━━━ Supplied data

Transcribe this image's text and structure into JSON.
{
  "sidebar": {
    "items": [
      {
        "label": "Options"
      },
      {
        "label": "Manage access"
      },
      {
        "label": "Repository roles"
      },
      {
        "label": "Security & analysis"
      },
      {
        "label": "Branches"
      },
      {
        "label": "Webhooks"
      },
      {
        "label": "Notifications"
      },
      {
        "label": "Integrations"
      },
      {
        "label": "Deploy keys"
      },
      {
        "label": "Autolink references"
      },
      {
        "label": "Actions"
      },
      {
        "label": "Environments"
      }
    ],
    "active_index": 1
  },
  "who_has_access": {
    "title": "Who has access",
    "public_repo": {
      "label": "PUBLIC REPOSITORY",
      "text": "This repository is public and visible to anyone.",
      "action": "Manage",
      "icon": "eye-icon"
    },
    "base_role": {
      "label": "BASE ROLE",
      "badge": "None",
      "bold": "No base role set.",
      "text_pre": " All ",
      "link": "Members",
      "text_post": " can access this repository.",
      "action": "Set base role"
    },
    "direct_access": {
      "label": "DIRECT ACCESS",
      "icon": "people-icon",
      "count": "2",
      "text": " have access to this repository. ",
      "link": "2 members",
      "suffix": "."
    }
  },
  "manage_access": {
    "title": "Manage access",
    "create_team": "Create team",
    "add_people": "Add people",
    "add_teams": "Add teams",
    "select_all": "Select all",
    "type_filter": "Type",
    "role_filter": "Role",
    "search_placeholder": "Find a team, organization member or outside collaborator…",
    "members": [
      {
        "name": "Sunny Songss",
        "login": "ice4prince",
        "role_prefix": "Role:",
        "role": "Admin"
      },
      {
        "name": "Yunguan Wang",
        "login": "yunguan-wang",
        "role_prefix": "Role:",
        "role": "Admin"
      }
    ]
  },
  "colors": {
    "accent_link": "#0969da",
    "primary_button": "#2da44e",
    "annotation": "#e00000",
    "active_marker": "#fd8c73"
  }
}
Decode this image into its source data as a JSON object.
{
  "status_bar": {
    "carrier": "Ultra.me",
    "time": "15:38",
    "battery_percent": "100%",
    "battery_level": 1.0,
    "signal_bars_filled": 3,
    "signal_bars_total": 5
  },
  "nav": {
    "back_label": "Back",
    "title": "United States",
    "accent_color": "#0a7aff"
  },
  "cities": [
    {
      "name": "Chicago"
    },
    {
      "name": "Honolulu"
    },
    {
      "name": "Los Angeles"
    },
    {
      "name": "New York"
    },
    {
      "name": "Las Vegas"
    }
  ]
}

━━━━━━

Exercise task:
Filter the entries and copy out every line with the word "people".

The response:
      "icon": "people-icon",
    "add_people": "Add people",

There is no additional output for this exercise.